§ **YOUR OBJECTIVE**
Go through the data below line by line and count those containing the word "label". Reply with the count only.

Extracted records
•••

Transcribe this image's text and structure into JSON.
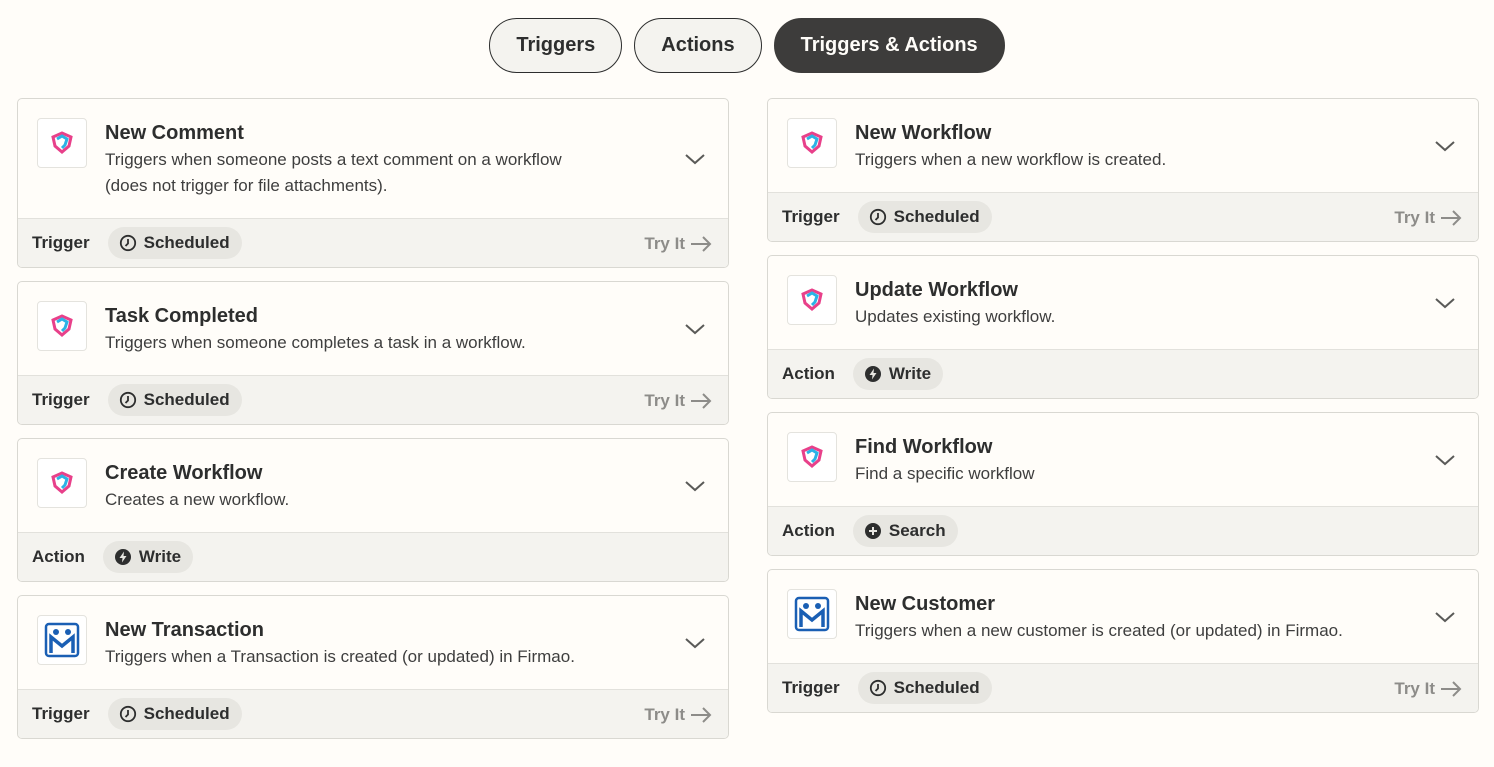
{
  "tabs": [
    {
      "label": "Triggers",
      "active": false
    },
    {
      "label": "Actions",
      "active": false
    },
    {
      "label": "Triggers & Actions",
      "active": true
    }
  ],
  "left_cards": [
    {
      "app": "workflow-app",
      "title": "New Comment",
      "desc_line1": "Triggers when someone posts a text comment on a workflow",
      "desc_line2": "(does not trigger for file attachments).",
      "kind": "Trigger",
      "badge": "Scheduled",
      "badge_icon": "clock-icon",
      "try_it": "Try It"
    },
    {
      "app": "workflow-app",
      "title": "Task Completed",
      "desc_line1": "Triggers when someone completes a task in a workflow.",
      "desc_line2": "",
      "kind": "Trigger",
      "badge": "Scheduled",
      "badge_icon": "clock-icon",
      "try_it": "Try It"
    },
    {
      "app": "workflow-app",
      "title": "Create Workflow",
      "desc_line1": "Creates a new workflow.",
      "desc_line2": "",
      "kind": "Action",
      "badge": "Write",
      "badge_icon": "bolt-icon",
      "try_it": ""
    },
    {
      "app": "firmao",
      "title": "New Transaction",
      "desc_line1": "Triggers when a Transaction is created (or updated) in Firmao.",
      "desc_line2": "",
      "kind": "Trigger",
      "badge": "Scheduled",
      "badge_icon": "clock-icon",
      "try_it": "Try It"
    }
  ],
  "right_cards": [
    {
      "app": "workflow-app",
      "title": "New Workflow",
      "desc_line1": "Triggers when a new workflow is created.",
      "desc_line2": "",
      "kind": "Trigger",
      "badge": "Scheduled",
      "badge_icon": "clock-icon",
      "try_it": "Try It"
    },
    {
      "app": "workflow-app",
      "title": "Update Workflow",
      "desc_line1": "Updates existing workflow.",
      "desc_line2": "",
      "kind": "Action",
      "badge": "Write",
      "badge_icon": "bolt-icon",
      "try_it": ""
    },
    {
      "app": "workflow-app",
      "title": "Find Workflow",
      "desc_line1": "Find a specific workflow",
      "desc_line2": "",
      "kind": "Action",
      "badge": "Search",
      "badge_icon": "plus-circle-icon",
      "try_it": ""
    },
    {
      "app": "firmao",
      "title": "New Customer",
      "desc_line1": "Triggers when a new customer is created (or updated) in Firmao.",
      "desc_line2": "",
      "kind": "Trigger",
      "badge": "Scheduled",
      "badge_icon": "clock-icon",
      "try_it": "Try It"
    }
  ],
  "colors": {
    "background": "#fffdf9",
    "active_tab": "#3d3c3b",
    "footer_bg": "#f4f3ef",
    "badge_bg": "#e7e6e1",
    "try_it_text": "#8d8c89"
  }
}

•••

§ **EXERCISE ANSWER**
3